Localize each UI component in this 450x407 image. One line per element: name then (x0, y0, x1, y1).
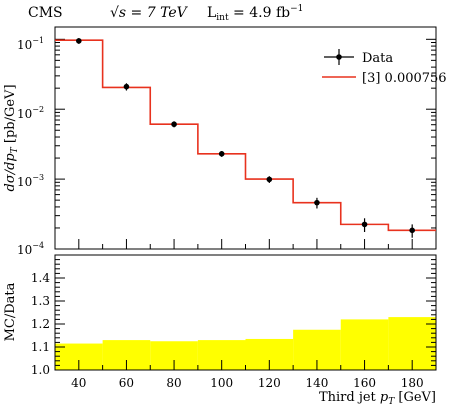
data-point (171, 121, 177, 128)
ytick-label-1e-3: 10−3 (17, 173, 44, 189)
legend-data-marker (336, 54, 342, 60)
xtick-label: 140 (305, 376, 328, 390)
xtick-label: 60 (119, 376, 134, 390)
ratio-ylabel: MC/Data (3, 282, 18, 341)
energy-label: √s = 7 TeV (110, 5, 189, 21)
data-point (361, 221, 368, 228)
xtick-label: 80 (166, 376, 181, 390)
main-axis-ticks (54, 38, 437, 250)
luminosity-label: Lint = 4.9 fb−1 (207, 4, 303, 23)
data-point (218, 151, 225, 157)
xtick-label: 100 (210, 376, 233, 390)
ytick-label-1e-2: 10−2 (17, 105, 44, 121)
ratio-ytick-labels: 1.0 1.1 1.2 1.3 1.4 (31, 271, 50, 377)
ytick-label-1e-4: 10−4 (17, 241, 44, 257)
ratio-ytick-label: 1.4 (31, 271, 50, 285)
ratio-axis-ticks (54, 254, 437, 371)
data-point (314, 199, 320, 206)
ratio-ytick-label: 1.0 (31, 363, 50, 377)
prediction-step-line (55, 39, 436, 232)
ytick-label-1e-1: 10−1 (17, 36, 44, 52)
main-plot-marks (55, 38, 436, 238)
ratio-ytick-label: 1.2 (31, 317, 50, 331)
legend: Data [3] 0.000756 (322, 49, 447, 86)
main-panel: 10−1 10−2 10−3 10−4 dσ/dpT [pb/GeV] Data… (3, 26, 447, 257)
ratio-panel: 1.0 1.1 1.2 1.3 1.4 40 60 80 100 120 140 160 180 MC… (3, 254, 437, 407)
ratio-ytick-label: 1.3 (31, 294, 50, 308)
experiment-label: CMS (28, 5, 63, 21)
xtick-label: 160 (353, 376, 376, 390)
xtick-labels: 40 60 80 100 120 140 160 180 (71, 376, 423, 390)
data-point (266, 176, 273, 183)
ratio-band (55, 317, 436, 370)
xtick-label: 120 (258, 376, 281, 390)
data-point (123, 83, 130, 90)
data-point (76, 38, 82, 44)
ratio-ytick-label: 1.1 (31, 340, 50, 354)
legend-prediction-label: [3] 0.000756 (362, 71, 447, 86)
xtick-label: 40 (71, 376, 86, 390)
legend-data-label: Data (362, 51, 393, 66)
xtick-label: 180 (401, 376, 424, 390)
main-ylabel: dσ/dpT [pb/GeV] (3, 84, 20, 191)
xaxis-label: Third jet pT [GeV] (319, 390, 436, 407)
data-point (409, 227, 415, 234)
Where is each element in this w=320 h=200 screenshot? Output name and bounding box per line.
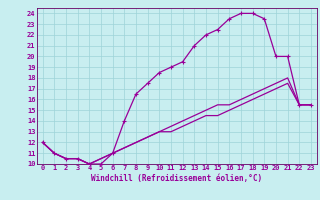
X-axis label: Windchill (Refroidissement éolien,°C): Windchill (Refroidissement éolien,°C): [91, 174, 262, 183]
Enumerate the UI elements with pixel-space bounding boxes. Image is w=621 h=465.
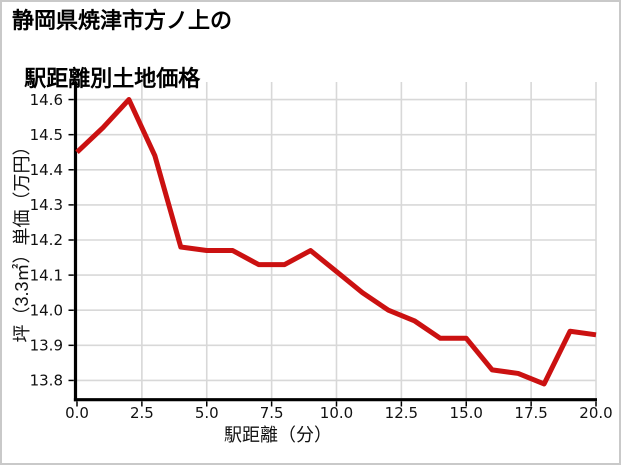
y-tick-label: 14.6 bbox=[30, 91, 63, 109]
y-tick-label: 14.3 bbox=[30, 196, 63, 214]
y-tick-label: 13.9 bbox=[30, 337, 63, 355]
x-tick-label: 20.0 bbox=[579, 404, 612, 422]
y-tick-label: 14.5 bbox=[30, 126, 63, 144]
y-tick-label: 14.1 bbox=[30, 266, 63, 284]
x-tick-label: 10.0 bbox=[320, 404, 353, 422]
x-tick-label: 15.0 bbox=[450, 404, 483, 422]
y-tick-label: 14.0 bbox=[30, 301, 63, 319]
chart-title-line2: 駅距離別土地価格 bbox=[24, 66, 201, 91]
chart-title-line1: 静岡県焼津市方ノ上の bbox=[12, 8, 233, 33]
x-tick-label: 0.0 bbox=[65, 404, 89, 422]
chart-title: 静岡県焼津市方ノ上の 駅距離別土地価格 bbox=[12, 6, 232, 93]
x-tick-label: 7.5 bbox=[260, 404, 284, 422]
x-tick-label: 12.5 bbox=[385, 404, 418, 422]
x-axis-label: 駅距離（分） bbox=[224, 425, 332, 445]
y-tick-label: 13.8 bbox=[30, 372, 63, 390]
x-tick-label: 2.5 bbox=[130, 404, 154, 422]
y-tick-label: 14.2 bbox=[30, 231, 63, 249]
x-tick-label: 5.0 bbox=[195, 404, 219, 422]
price-line bbox=[75, 97, 597, 387]
x-tick-label: 17.5 bbox=[514, 404, 547, 422]
y-tick-label: 14.4 bbox=[30, 161, 63, 179]
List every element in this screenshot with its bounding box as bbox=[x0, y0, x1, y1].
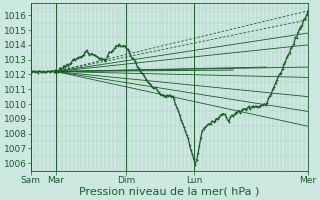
X-axis label: Pression niveau de la mer( hPa ): Pression niveau de la mer( hPa ) bbox=[79, 187, 260, 197]
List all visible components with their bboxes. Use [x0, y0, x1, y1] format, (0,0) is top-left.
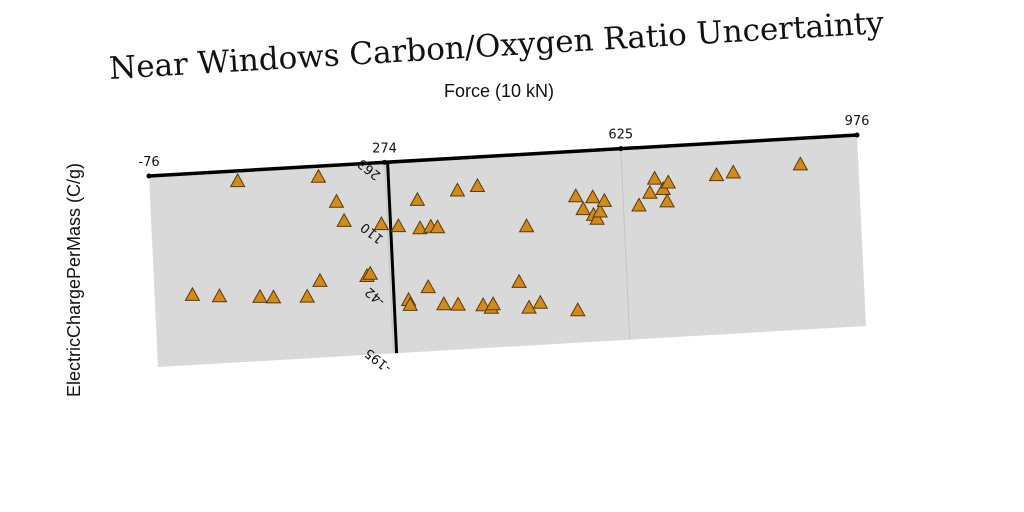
grid-line	[620, 148, 631, 340]
scatter-point	[532, 294, 549, 309]
scatter-point	[575, 201, 591, 216]
x-tick-mark	[382, 159, 388, 165]
scatter-point	[646, 170, 663, 185]
scatter-point	[631, 197, 647, 212]
scatter-point	[420, 278, 437, 294]
scatter-point	[328, 193, 345, 208]
scatter-point	[449, 182, 466, 197]
scatter-point	[518, 218, 535, 233]
scatter-point	[660, 174, 677, 189]
scatter-point	[390, 217, 407, 233]
scatter-point	[469, 177, 486, 193]
grid-line	[384, 162, 395, 354]
scatter-point	[708, 166, 725, 182]
scatter-point	[402, 296, 419, 311]
scatter-point	[792, 156, 809, 171]
scatter-point	[592, 203, 608, 218]
x-tick-mark	[618, 146, 624, 152]
x-tick-mark	[146, 173, 152, 179]
scatter-point	[229, 172, 246, 188]
scatter-point	[642, 184, 658, 199]
scatter-point	[485, 296, 502, 311]
x-tick-label: 625	[608, 128, 633, 143]
x-tick-mark	[854, 132, 860, 138]
scatter-point	[436, 296, 452, 311]
scatter-point	[450, 296, 466, 311]
scatter-point	[511, 273, 527, 288]
scatter-point	[567, 188, 584, 203]
scatter-point	[373, 216, 390, 231]
plot-background	[149, 135, 866, 367]
scatter-point	[596, 192, 613, 207]
scatter-point	[312, 272, 328, 287]
scatter-point	[521, 299, 537, 314]
scatter-point	[412, 220, 428, 235]
scatter-point	[184, 286, 201, 301]
x-axis-label: Force (10 kN)	[444, 81, 554, 101]
scatter-point	[265, 289, 282, 304]
scatter-point	[569, 302, 586, 317]
y-axis-line	[386, 162, 399, 354]
scatter-point	[299, 288, 316, 303]
y-axis-label: ElectricChargePerMass (C/g)	[64, 163, 84, 397]
scatter-point	[589, 210, 605, 225]
scatter-point	[725, 164, 742, 179]
x-tick-label: 976	[845, 114, 870, 129]
scatter-point	[584, 189, 601, 204]
scatter-point	[429, 219, 446, 234]
scatter-point	[310, 168, 327, 183]
x-axis-line	[148, 133, 858, 178]
scatter-point	[336, 212, 352, 227]
scatter-point	[409, 191, 426, 206]
x-tick-label: 274	[372, 141, 397, 156]
scatter-point	[659, 193, 675, 208]
chart-title: Near Windows Carbon/Oxygen Ratio Uncerta…	[108, 5, 885, 87]
scatter-point	[475, 297, 491, 312]
x-tick-label: -76	[138, 155, 159, 170]
scatter-point	[252, 288, 268, 303]
scatter-point	[362, 265, 379, 280]
scatter-point	[211, 288, 228, 303]
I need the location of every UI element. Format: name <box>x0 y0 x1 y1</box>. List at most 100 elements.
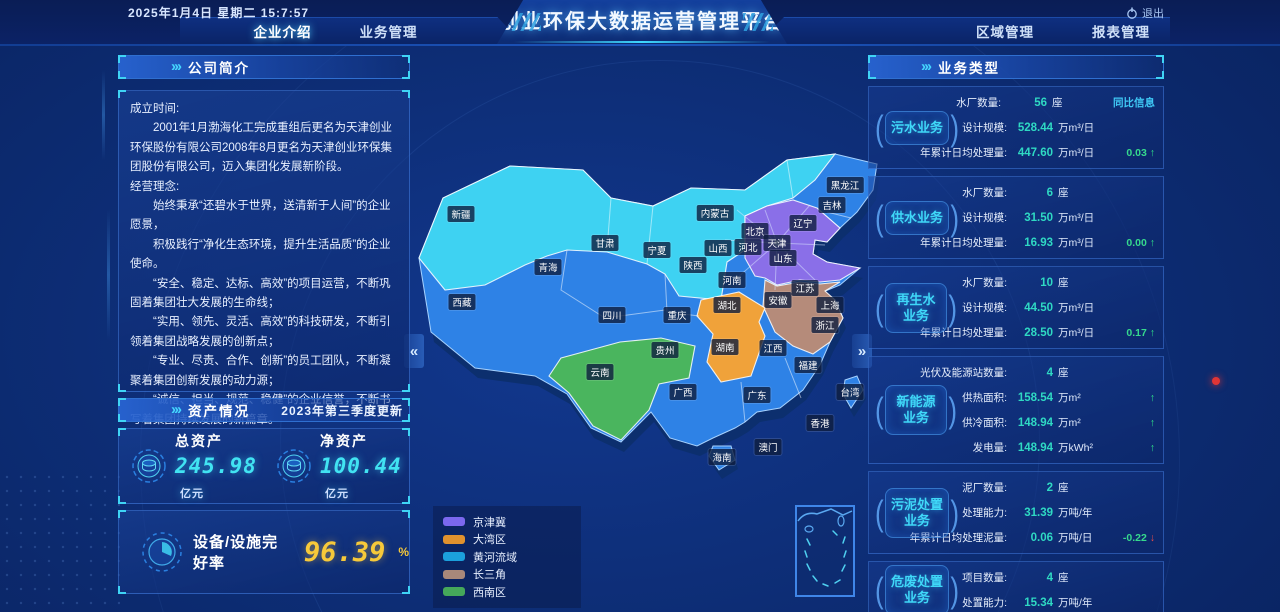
legend-item[interactable]: 长三角 <box>443 566 571 584</box>
row-value: 31.39 <box>1024 506 1053 519</box>
business-row: 水厂数量: 6 座 <box>877 180 1155 205</box>
row-value: 447.60 <box>1017 146 1053 159</box>
right-tabs: 区域管理 报表管理 <box>898 17 1228 45</box>
section-button[interactable]: 污泥处置 业务 <box>885 487 950 538</box>
map-region-southwest[interactable] <box>548 337 696 441</box>
business-row: 设计规模: 31.50 万m³/日 <box>877 205 1155 230</box>
row-unit: 万m² <box>1058 392 1081 404</box>
business-section: 再生水 业务水厂数量:10座设计规模:44.50万m³/日年累计日均处理量:28… <box>868 266 1164 349</box>
tab-企业介绍[interactable]: 企业介绍 <box>253 25 312 40</box>
company-paragraph: 积极践行“净化生态环境，提升生活品质”的企业使命。 <box>130 238 391 271</box>
row-value: 10 <box>1040 276 1053 289</box>
row-unit: 万m³/日 <box>1058 302 1095 314</box>
row-value: 0.06 <box>1030 531 1053 544</box>
row-value: 44.50 <box>1024 301 1053 314</box>
row-unit: 万m³/日 <box>1058 327 1095 339</box>
row-delta: 0.17 ↑ <box>1109 327 1155 339</box>
nav-band-right <box>755 17 1170 46</box>
legend-label: 京津冀 <box>473 516 506 529</box>
equipment-value: 96.39 <box>304 536 386 568</box>
company-section-header: ››› 公司简介 <box>118 55 410 79</box>
chevrons-icon: ››› <box>171 57 182 75</box>
section-button[interactable]: 新能源 业务 <box>885 385 947 435</box>
row-delta: 0.03 ↑ <box>1109 147 1155 159</box>
legend-item[interactable]: 京津冀 <box>443 513 571 531</box>
section-title: 业务类型 <box>938 61 1000 76</box>
company-paragraph: 成立时间: <box>130 103 180 115</box>
asset-unit: 亿元 <box>325 487 349 500</box>
row-unit: 万m³/日 <box>1058 212 1095 224</box>
map-region-dawan[interactable] <box>696 291 766 383</box>
tab-业务管理[interactable]: 业务管理 <box>359 25 418 40</box>
section-button[interactable]: 危废处置 业务 <box>885 565 950 612</box>
business-row: 年累计日均处理量: 28.50 万m³/日 0.17 ↑ <box>877 320 1155 345</box>
row-unit: 万kWh² <box>1058 442 1093 454</box>
row-unit: 座 <box>1058 367 1069 379</box>
slash-decoration <box>743 13 773 31</box>
map-next-arrow[interactable]: » <box>852 334 872 368</box>
row-unit: 万m³/日 <box>1058 237 1095 249</box>
row-value: 15.34 <box>1024 596 1053 609</box>
tab-区域管理[interactable]: 区域管理 <box>976 25 1034 40</box>
legend-swatch <box>443 552 465 562</box>
company-intro-panel: 成立时间: 2001年1月渤海化工完成重组后更名为天津创业环保股份有限公司2008… <box>118 90 410 426</box>
nav-band-left <box>180 17 525 46</box>
company-paragraph: 2001年1月渤海化工完成重组后更名为天津创业环保股份有限公司2008年8月更名… <box>130 122 392 174</box>
light-bar-decoration <box>102 70 105 160</box>
section-button[interactable]: 再生水 业务 <box>885 282 947 333</box>
business-row: 年累计日均处理量: 447.60 万m³/日 0.03 ↑ <box>877 140 1155 165</box>
row-delta: -0.22 ↓ <box>1109 532 1155 544</box>
row-label: 年累计日均处理量: <box>920 147 1007 159</box>
row-label: 泥厂数量: <box>962 482 1007 494</box>
company-paragraph: 经营理念: <box>130 180 180 193</box>
delta-value: 0.17 <box>1126 326 1150 339</box>
tianjin-marker <box>774 240 780 246</box>
company-paragraph: 始终秉承“还碧水于世界，送清新于人间”的企业愿景， <box>130 200 391 232</box>
business-sections: 污水业务水厂数量:56座同比信息设计规模:528.44万m³/日年累计日均处理量… <box>868 86 1164 612</box>
row-label: 项目数量: <box>962 572 1007 584</box>
logout-button[interactable]: 退出 <box>1126 5 1164 21</box>
legend-label: 黄河流域 <box>473 551 517 564</box>
legend-item[interactable]: 黄河流域 <box>443 548 571 566</box>
section-rows: 项目数量: 4 座处置能力: 15.34 万吨/年 <box>877 565 1155 612</box>
legend-item[interactable]: 大湾区 <box>443 531 571 549</box>
tab-报表管理[interactable]: 报表管理 <box>1092 25 1150 40</box>
business-section: 供水业务水厂数量:6座设计规模:31.50万m³/日年累计日均处理量:16.93… <box>868 176 1164 259</box>
business-section-header: ››› 业务类型 <box>868 55 1164 79</box>
business-row: 设计规模: 528.44 万m³/日 <box>877 115 1155 140</box>
light-bar-decoration <box>107 210 110 340</box>
coin-icon <box>132 449 166 483</box>
top-header: 创业环保大数据运营管理平台 2025年1月4日 星期二 15:7:57 退出 企… <box>0 0 1280 46</box>
row-value: 28.50 <box>1024 326 1053 339</box>
business-row: 供热面积: 158.54 万m² ↑ <box>877 385 1155 410</box>
row-label: 水厂数量: <box>956 97 1001 109</box>
legend-swatch <box>443 517 465 527</box>
section-button[interactable]: 污水业务 <box>885 110 950 145</box>
row-label: 处置能力: <box>962 597 1007 609</box>
row-value: 528.44 <box>1017 121 1053 134</box>
row-value: 4 <box>1046 366 1053 379</box>
equipment-label: 设备/设施完好率 <box>193 534 279 572</box>
asset-value: 100.44亿元 <box>320 453 402 500</box>
arrow-up-icon: ↑ <box>1149 416 1155 429</box>
yoy-link[interactable]: 同比信息 <box>1113 97 1155 109</box>
business-row: 年累计日均处理量: 16.93 万m³/日 0.00 ↑ <box>877 230 1155 255</box>
business-row: 设计规模: 44.50 万m³/日 <box>877 295 1155 320</box>
business-row: 处理能力: 31.39 万吨/年 <box>877 500 1155 525</box>
business-row: 项目数量: 4 座 <box>877 565 1155 590</box>
row-unit: 座 <box>1058 572 1069 584</box>
row-unit: 座 <box>1058 187 1069 199</box>
row-label: 设计规模: <box>962 212 1007 224</box>
legend-swatch <box>443 569 465 579</box>
row-label: 水厂数量: <box>962 277 1007 289</box>
section-title: 公司简介 <box>188 61 250 76</box>
power-icon <box>1127 7 1137 19</box>
row-label: 设计规模: <box>962 302 1007 314</box>
map-legend: 京津冀大湾区黄河流域长三角 西南区 <box>433 506 581 608</box>
section-button[interactable]: 供水业务 <box>885 200 950 235</box>
legend-item[interactable]: 西南区 <box>443 583 571 601</box>
coin-icon <box>277 449 311 483</box>
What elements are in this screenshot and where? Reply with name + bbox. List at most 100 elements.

+--

▸ **What to produce**: Rewrite the lines from the one containing "X-axis label: Pression" up to and including the one containing "List all visible", changing "components" to "elements" and keeping everything else the same. Give only those lines.

▸ **Written answer**:
X-axis label: Pression niveau de la mer( hPa ): Pression niveau de la mer( hPa ) bbox=[79, 187, 260, 197]
List all visible elements with their bboxes. Use [x0, y0, x1, y1] format, (0,0) is top-left.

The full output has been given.